Type out the data exactly as given. Skip any image.

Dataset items
═══

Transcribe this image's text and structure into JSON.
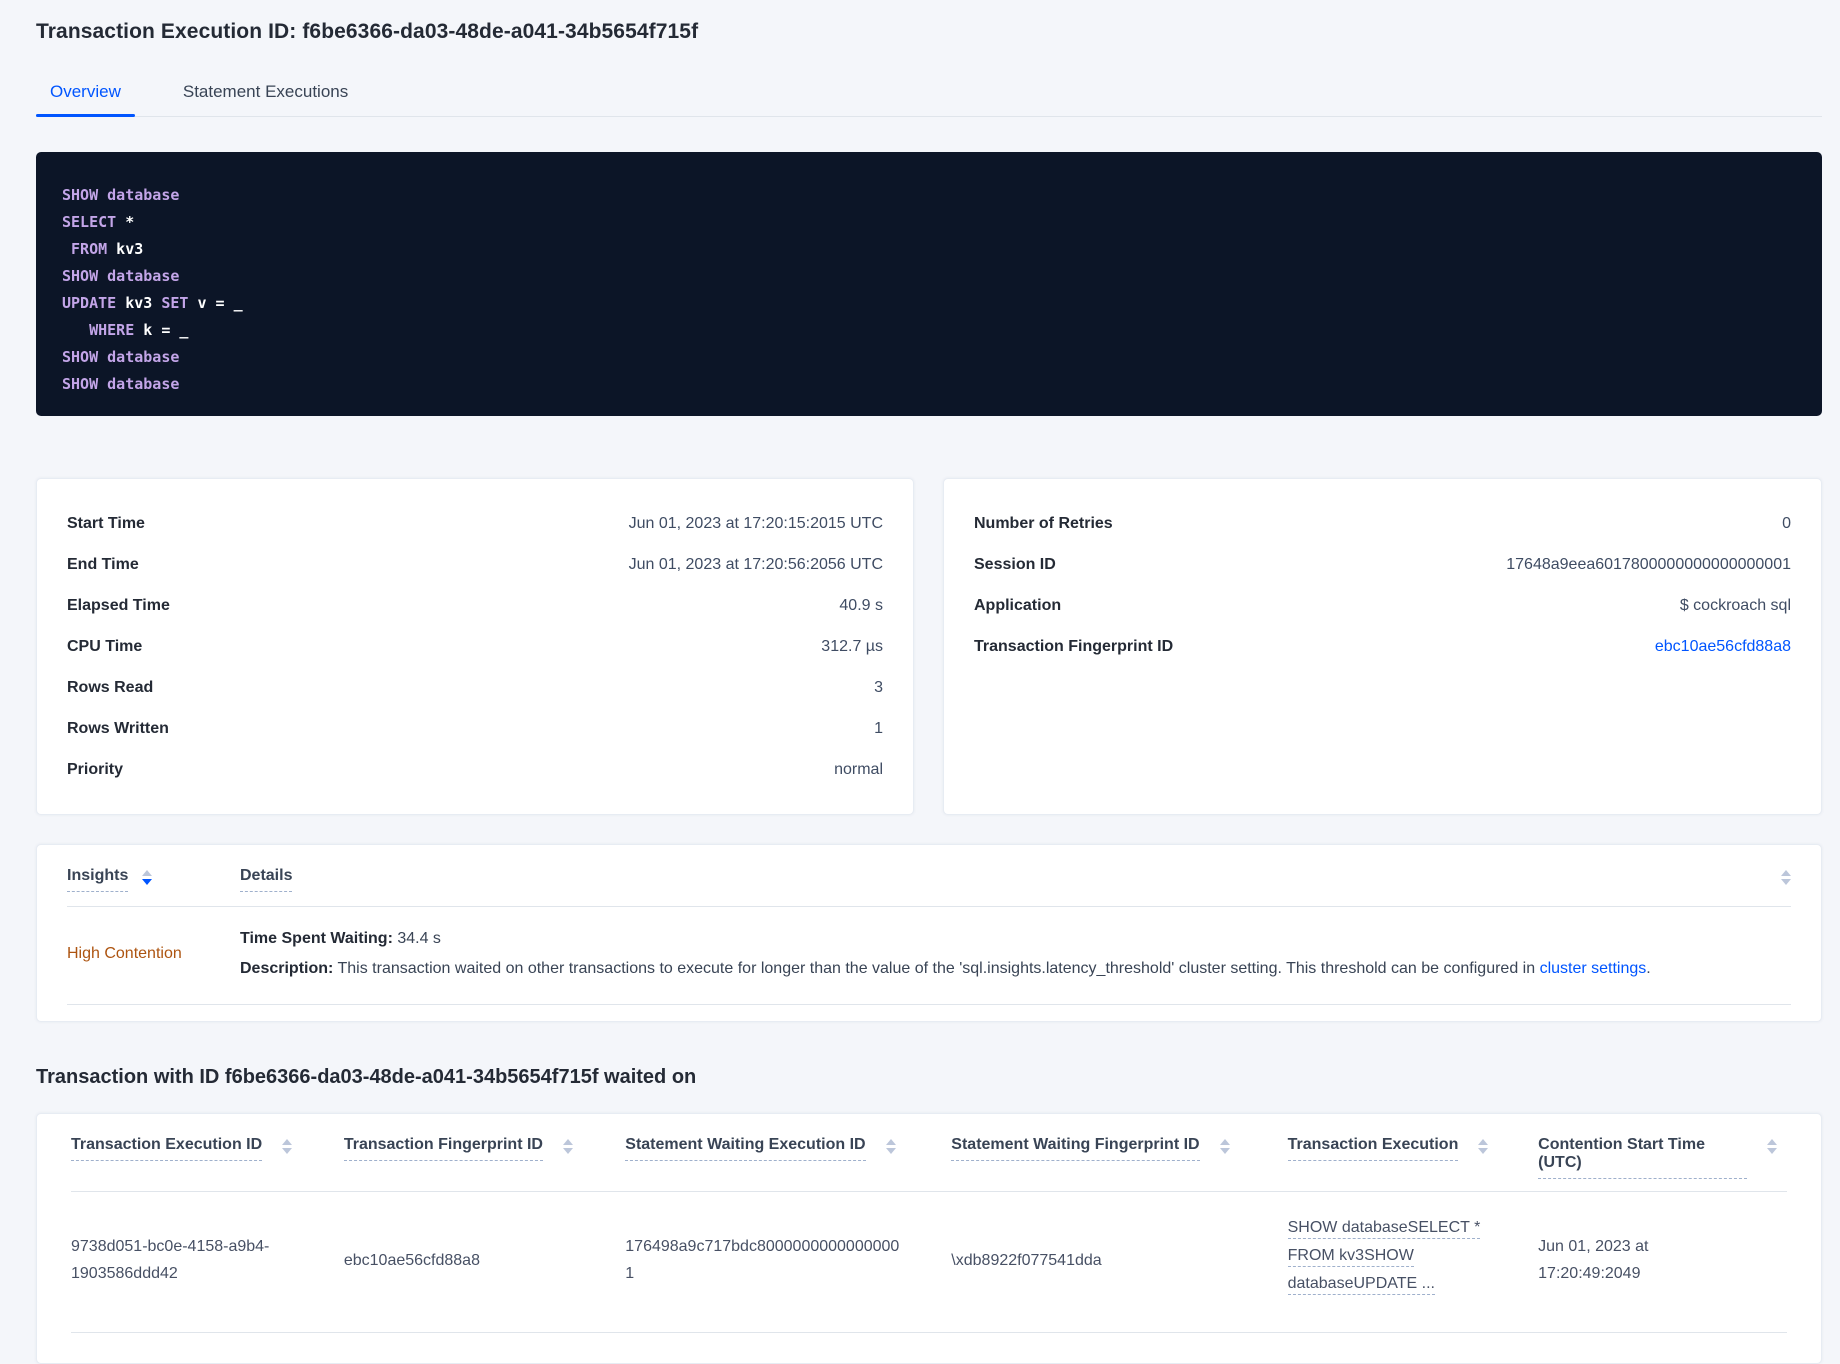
{
  "header": {
    "title": "Transaction Execution ID: f6be6366-da03-48de-a041-34b5654f715f",
    "tabs": [
      {
        "label": "Overview"
      },
      {
        "label": "Statement Executions"
      }
    ]
  },
  "accent_colors": {
    "link_blue": "#0055ff",
    "insight_orange": "#ad5410",
    "sql_keyword_purple": "#c3a5e8",
    "sql_box_background": "#0c1527"
  },
  "sql": {
    "lines": [
      {
        "segments": [
          {
            "text": "SHOW database",
            "style": "keyword"
          }
        ]
      },
      {
        "segments": [
          {
            "text": "SELECT",
            "style": "keyword"
          },
          {
            "text": " *",
            "style": "plain"
          }
        ]
      },
      {
        "segments": [
          {
            "text": " FROM",
            "style": "keyword"
          },
          {
            "text": " kv3",
            "style": "plain"
          }
        ]
      },
      {
        "segments": [
          {
            "text": "SHOW database",
            "style": "keyword"
          }
        ]
      },
      {
        "segments": [
          {
            "text": "UPDATE",
            "style": "keyword"
          },
          {
            "text": " kv3 ",
            "style": "plain"
          },
          {
            "text": "SET",
            "style": "keyword"
          },
          {
            "text": " v = _",
            "style": "plain"
          }
        ]
      },
      {
        "segments": [
          {
            "text": "   WHERE",
            "style": "keyword"
          },
          {
            "text": " k = _",
            "style": "plain"
          }
        ]
      },
      {
        "segments": [
          {
            "text": "SHOW database",
            "style": "keyword"
          }
        ]
      },
      {
        "segments": [
          {
            "text": "SHOW database",
            "style": "keyword"
          }
        ]
      }
    ]
  },
  "details_card": {
    "rows": [
      {
        "label": "Start Time",
        "value": "Jun 01, 2023 at 17:20:15:2015 UTC"
      },
      {
        "label": "End Time",
        "value": "Jun 01, 2023 at 17:20:56:2056 UTC"
      },
      {
        "label": "Elapsed Time",
        "value": "40.9 s"
      },
      {
        "label": "CPU Time",
        "value": "312.7 µs"
      },
      {
        "label": "Rows Read",
        "value": "3"
      },
      {
        "label": "Rows Written",
        "value": "1"
      },
      {
        "label": "Priority",
        "value": "normal"
      }
    ]
  },
  "meta_card": {
    "rows": [
      {
        "label": "Number of Retries",
        "value": "0"
      },
      {
        "label": "Session ID",
        "value": "17648a9eea6017800000000000000001"
      },
      {
        "label": "Application",
        "value": "$ cockroach sql"
      },
      {
        "label": "Transaction Fingerprint ID",
        "value": "ebc10ae56cfd88a8"
      }
    ]
  },
  "insights_table": {
    "col1_header": "Insights",
    "col2_header": "Details",
    "row": {
      "insight": "High Contention",
      "waiting_label": "Time Spent Waiting:",
      "waiting_value": " 34.4 s",
      "description_label": "Description:",
      "description_text": " This transaction waited on other transactions to execute for longer than the value of the 'sql.insights.latency_threshold' cluster setting. This threshold can be configured in ",
      "description_link": "cluster settings",
      "description_suffix": "."
    }
  },
  "waited_on": {
    "heading": "Transaction with ID f6be6366-da03-48de-a041-34b5654f715f waited on",
    "columns": [
      "Transaction Execution ID",
      "Transaction Fingerprint ID",
      "Statement Waiting Execution ID",
      "Statement Waiting Fingerprint ID",
      "Transaction Execution",
      "Contention Start Time (UTC)"
    ],
    "row": {
      "transaction_execution_id": "9738d051-bc0e-4158-a9b4-1903586ddd42",
      "transaction_fingerprint_id": "ebc10ae56cfd88a8",
      "statement_waiting_execution_id": "176498a9c717bdc80000000000000001",
      "statement_waiting_fingerprint_id": "\\xdb8922f077541dda",
      "transaction_execution_lines": [
        "SHOW databaseSELECT *",
        "FROM kv3SHOW",
        "databaseUPDATE ..."
      ],
      "contention_start_time": "Jun 01, 2023 at 17:20:49:2049"
    }
  }
}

═══

_RESULT BELOW:_
Transcribe this image's text and structure into JSON.
{
  "header": {
    "title": "Transaction Execution ID: f6be6366-da03-48de-a041-34b5654f715f",
    "tabs": [
      {
        "label": "Overview"
      },
      {
        "label": "Statement Executions"
      }
    ]
  },
  "accent_colors": {
    "link_blue": "#0055ff",
    "insight_orange": "#ad5410",
    "sql_keyword_purple": "#c3a5e8",
    "sql_box_background": "#0c1527"
  },
  "sql": {
    "lines": [
      {
        "segments": [
          {
            "text": "SHOW database",
            "style": "keyword"
          }
        ]
      },
      {
        "segments": [
          {
            "text": "SELECT",
            "style": "keyword"
          },
          {
            "text": " *",
            "style": "plain"
          }
        ]
      },
      {
        "segments": [
          {
            "text": " FROM",
            "style": "keyword"
          },
          {
            "text": " kv3",
            "style": "plain"
          }
        ]
      },
      {
        "segments": [
          {
            "text": "SHOW database",
            "style": "keyword"
          }
        ]
      },
      {
        "segments": [
          {
            "text": "UPDATE",
            "style": "keyword"
          },
          {
            "text": " kv3 ",
            "style": "plain"
          },
          {
            "text": "SET",
            "style": "keyword"
          },
          {
            "text": " v = _",
            "style": "plain"
          }
        ]
      },
      {
        "segments": [
          {
            "text": "   WHERE",
            "style": "keyword"
          },
          {
            "text": " k = _",
            "style": "plain"
          }
        ]
      },
      {
        "segments": [
          {
            "text": "SHOW database",
            "style": "keyword"
          }
        ]
      },
      {
        "segments": [
          {
            "text": "SHOW database",
            "style": "keyword"
          }
        ]
      }
    ]
  },
  "details_card": {
    "rows": [
      {
        "label": "Start Time",
        "value": "Jun 01, 2023 at 17:20:15:2015 UTC"
      },
      {
        "label": "End Time",
        "value": "Jun 01, 2023 at 17:20:56:2056 UTC"
      },
      {
        "label": "Elapsed Time",
        "value": "40.9 s"
      },
      {
        "label": "CPU Time",
        "value": "312.7 µs"
      },
      {
        "label": "Rows Read",
        "value": "3"
      },
      {
        "label": "Rows Written",
        "value": "1"
      },
      {
        "label": "Priority",
        "value": "normal"
      }
    ]
  },
  "meta_card": {
    "rows": [
      {
        "label": "Number of Retries",
        "value": "0"
      },
      {
        "label": "Session ID",
        "value": "17648a9eea6017800000000000000001"
      },
      {
        "label": "Application",
        "value": "$ cockroach sql"
      },
      {
        "label": "Transaction Fingerprint ID",
        "value": "ebc10ae56cfd88a8"
      }
    ]
  },
  "insights_table": {
    "col1_header": "Insights",
    "col2_header": "Details",
    "row": {
      "insight": "High Contention",
      "waiting_label": "Time Spent Waiting:",
      "waiting_value": " 34.4 s",
      "description_label": "Description:",
      "description_text": " This transaction waited on other transactions to execute for longer than the value of the 'sql.insights.latency_threshold' cluster setting. This threshold can be configured in ",
      "description_link": "cluster settings",
      "description_suffix": "."
    }
  },
  "waited_on": {
    "heading": "Transaction with ID f6be6366-da03-48de-a041-34b5654f715f waited on",
    "columns": [
      "Transaction Execution ID",
      "Transaction Fingerprint ID",
      "Statement Waiting Execution ID",
      "Statement Waiting Fingerprint ID",
      "Transaction Execution",
      "Contention Start Time (UTC)"
    ],
    "row": {
      "transaction_execution_id": "9738d051-bc0e-4158-a9b4-1903586ddd42",
      "transaction_fingerprint_id": "ebc10ae56cfd88a8",
      "statement_waiting_execution_id": "176498a9c717bdc80000000000000001",
      "statement_waiting_fingerprint_id": "\\xdb8922f077541dda",
      "transaction_execution_lines": [
        "SHOW databaseSELECT *",
        "FROM kv3SHOW",
        "databaseUPDATE ..."
      ],
      "contention_start_time": "Jun 01, 2023 at 17:20:49:2049"
    }
  }
}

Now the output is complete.